• [What to produce]:
From the entries below, gather each line containing the word "wollten".

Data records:

┄┄┄┄┄┄┄┄┄┄

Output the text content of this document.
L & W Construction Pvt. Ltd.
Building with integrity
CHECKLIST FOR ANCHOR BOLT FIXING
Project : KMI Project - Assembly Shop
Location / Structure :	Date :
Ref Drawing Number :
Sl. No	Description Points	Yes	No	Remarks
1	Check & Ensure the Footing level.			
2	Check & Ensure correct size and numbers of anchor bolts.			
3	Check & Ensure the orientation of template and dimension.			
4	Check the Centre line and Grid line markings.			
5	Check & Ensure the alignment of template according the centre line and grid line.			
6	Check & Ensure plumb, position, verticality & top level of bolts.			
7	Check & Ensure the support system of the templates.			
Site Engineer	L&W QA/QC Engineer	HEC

┄┄┄┄┄┄┄┄┄┄

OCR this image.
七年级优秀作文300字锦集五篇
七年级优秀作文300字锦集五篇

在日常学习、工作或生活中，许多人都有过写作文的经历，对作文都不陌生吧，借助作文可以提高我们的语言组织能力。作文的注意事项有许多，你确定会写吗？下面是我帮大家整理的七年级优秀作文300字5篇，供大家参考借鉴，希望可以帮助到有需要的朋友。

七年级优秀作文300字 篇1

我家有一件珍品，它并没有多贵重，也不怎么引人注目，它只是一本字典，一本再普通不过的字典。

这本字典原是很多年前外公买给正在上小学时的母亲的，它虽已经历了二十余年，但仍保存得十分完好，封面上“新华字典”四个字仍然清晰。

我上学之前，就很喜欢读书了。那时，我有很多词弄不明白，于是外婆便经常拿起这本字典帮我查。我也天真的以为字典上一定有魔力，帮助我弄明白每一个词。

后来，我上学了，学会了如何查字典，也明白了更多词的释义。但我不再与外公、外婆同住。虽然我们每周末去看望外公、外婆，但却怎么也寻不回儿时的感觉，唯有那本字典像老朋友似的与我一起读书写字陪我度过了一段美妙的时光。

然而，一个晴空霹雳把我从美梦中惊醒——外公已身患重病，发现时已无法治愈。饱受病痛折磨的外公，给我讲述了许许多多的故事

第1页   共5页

┄┄┄┄┄┄┄┄┄┄

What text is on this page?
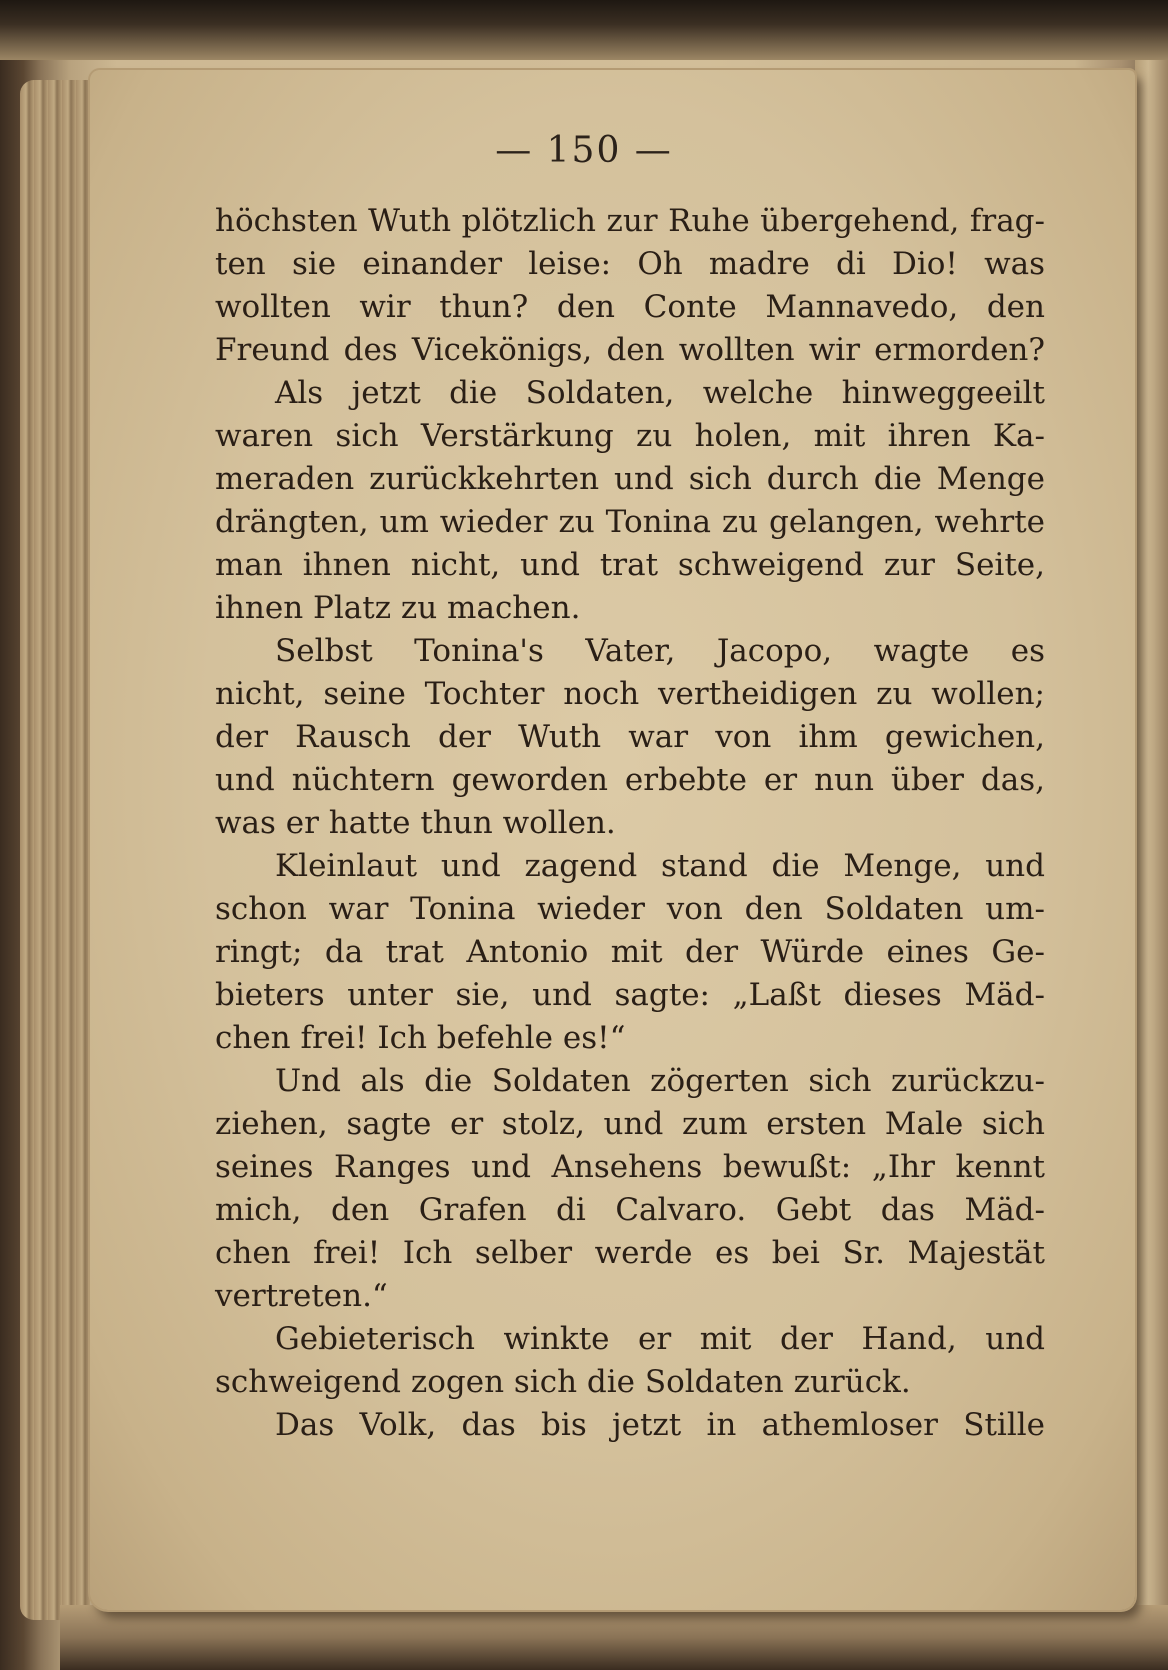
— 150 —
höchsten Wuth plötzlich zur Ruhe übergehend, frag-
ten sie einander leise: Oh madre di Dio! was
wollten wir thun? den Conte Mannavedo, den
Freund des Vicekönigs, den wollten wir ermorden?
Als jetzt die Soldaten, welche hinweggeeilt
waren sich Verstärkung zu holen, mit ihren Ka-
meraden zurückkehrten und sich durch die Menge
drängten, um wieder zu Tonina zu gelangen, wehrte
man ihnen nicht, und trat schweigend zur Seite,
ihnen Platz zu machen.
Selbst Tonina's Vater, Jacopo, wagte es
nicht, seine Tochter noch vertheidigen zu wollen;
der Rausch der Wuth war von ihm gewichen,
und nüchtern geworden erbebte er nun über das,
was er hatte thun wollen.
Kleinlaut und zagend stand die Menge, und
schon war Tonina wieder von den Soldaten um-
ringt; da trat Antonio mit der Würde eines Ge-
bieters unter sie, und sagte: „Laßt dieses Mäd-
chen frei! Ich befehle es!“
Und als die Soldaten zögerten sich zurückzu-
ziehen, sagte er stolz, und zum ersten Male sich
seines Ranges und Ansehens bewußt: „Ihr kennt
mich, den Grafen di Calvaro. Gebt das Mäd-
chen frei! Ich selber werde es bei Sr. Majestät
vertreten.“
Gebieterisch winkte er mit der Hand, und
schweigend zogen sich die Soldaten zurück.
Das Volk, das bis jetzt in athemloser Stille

┄┄┄┄┄┄┄┄┄┄

• [The completed task]:
wollten wir thun? den Conte Mannavedo, den
Freund des Vicekönigs, den wollten wir ermorden?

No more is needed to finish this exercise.